Exercise
Your answer should be a single number: how many lines in the data below hold the string "refuerzos".

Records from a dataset
+++++

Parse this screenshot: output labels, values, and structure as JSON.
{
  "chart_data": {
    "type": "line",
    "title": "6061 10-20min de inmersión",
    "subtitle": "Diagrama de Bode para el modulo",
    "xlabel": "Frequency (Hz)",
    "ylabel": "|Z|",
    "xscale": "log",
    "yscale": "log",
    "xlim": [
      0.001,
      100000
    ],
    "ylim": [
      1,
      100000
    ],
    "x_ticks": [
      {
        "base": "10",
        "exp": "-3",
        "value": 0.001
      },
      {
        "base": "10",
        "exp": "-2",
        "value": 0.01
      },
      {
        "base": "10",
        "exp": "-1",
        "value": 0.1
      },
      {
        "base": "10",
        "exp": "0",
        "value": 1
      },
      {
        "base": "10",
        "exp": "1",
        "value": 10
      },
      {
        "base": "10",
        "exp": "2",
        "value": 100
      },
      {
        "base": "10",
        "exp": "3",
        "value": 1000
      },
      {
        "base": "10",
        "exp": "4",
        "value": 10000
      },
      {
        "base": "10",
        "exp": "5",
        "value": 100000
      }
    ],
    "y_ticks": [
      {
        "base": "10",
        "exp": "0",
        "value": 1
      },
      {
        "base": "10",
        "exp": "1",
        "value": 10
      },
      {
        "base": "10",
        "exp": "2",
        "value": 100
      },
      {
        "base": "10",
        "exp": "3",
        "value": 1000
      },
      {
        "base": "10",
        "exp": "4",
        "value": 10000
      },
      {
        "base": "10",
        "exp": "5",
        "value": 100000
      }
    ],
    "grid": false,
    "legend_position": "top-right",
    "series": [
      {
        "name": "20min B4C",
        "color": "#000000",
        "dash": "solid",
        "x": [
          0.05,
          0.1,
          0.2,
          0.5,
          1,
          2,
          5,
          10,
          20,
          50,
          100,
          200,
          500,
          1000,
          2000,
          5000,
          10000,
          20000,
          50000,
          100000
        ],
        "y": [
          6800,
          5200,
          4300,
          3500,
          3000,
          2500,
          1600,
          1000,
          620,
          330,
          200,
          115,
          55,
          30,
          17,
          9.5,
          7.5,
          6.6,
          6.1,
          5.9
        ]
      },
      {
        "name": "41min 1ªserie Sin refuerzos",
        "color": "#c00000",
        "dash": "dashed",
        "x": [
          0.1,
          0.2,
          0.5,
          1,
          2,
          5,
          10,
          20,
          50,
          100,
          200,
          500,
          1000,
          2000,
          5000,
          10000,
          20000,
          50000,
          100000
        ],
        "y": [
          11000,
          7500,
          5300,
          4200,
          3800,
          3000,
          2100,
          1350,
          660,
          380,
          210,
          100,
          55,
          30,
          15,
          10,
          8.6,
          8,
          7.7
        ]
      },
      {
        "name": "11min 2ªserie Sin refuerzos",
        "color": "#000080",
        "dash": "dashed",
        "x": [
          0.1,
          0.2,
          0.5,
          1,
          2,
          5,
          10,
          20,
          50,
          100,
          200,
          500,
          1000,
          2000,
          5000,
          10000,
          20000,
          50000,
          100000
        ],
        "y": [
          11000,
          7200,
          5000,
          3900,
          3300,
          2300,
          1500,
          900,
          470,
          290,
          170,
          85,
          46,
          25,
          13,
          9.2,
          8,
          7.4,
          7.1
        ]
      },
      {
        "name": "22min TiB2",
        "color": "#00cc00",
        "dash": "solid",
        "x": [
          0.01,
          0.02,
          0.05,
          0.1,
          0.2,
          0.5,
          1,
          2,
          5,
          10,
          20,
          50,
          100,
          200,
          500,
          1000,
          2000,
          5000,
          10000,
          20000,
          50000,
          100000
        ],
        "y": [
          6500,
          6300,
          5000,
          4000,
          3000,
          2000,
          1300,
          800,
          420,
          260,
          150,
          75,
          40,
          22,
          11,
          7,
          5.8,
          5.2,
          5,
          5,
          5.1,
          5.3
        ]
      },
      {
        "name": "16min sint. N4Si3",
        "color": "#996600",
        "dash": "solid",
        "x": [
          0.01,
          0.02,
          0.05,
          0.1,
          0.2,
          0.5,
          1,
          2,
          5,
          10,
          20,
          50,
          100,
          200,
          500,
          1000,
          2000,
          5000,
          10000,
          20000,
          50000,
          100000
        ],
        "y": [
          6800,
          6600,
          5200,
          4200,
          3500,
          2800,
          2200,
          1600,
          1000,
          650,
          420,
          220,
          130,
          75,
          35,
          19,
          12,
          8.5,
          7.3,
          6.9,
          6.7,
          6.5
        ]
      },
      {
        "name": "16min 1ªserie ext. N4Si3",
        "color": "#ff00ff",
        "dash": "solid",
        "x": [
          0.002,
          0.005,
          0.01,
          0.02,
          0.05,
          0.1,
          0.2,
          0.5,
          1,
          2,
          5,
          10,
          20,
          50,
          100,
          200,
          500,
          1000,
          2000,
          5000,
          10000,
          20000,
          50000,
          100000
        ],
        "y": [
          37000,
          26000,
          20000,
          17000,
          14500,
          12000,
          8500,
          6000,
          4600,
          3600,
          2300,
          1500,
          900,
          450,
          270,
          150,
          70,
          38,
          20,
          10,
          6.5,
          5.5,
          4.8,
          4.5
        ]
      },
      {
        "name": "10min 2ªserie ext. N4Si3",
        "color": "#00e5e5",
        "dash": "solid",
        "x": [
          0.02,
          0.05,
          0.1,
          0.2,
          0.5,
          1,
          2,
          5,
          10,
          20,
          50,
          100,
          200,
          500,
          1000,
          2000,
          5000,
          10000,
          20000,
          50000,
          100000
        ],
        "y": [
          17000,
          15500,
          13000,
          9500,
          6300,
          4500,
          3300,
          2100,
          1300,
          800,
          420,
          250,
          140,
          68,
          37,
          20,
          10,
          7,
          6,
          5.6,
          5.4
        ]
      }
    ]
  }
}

+++++

Reply
2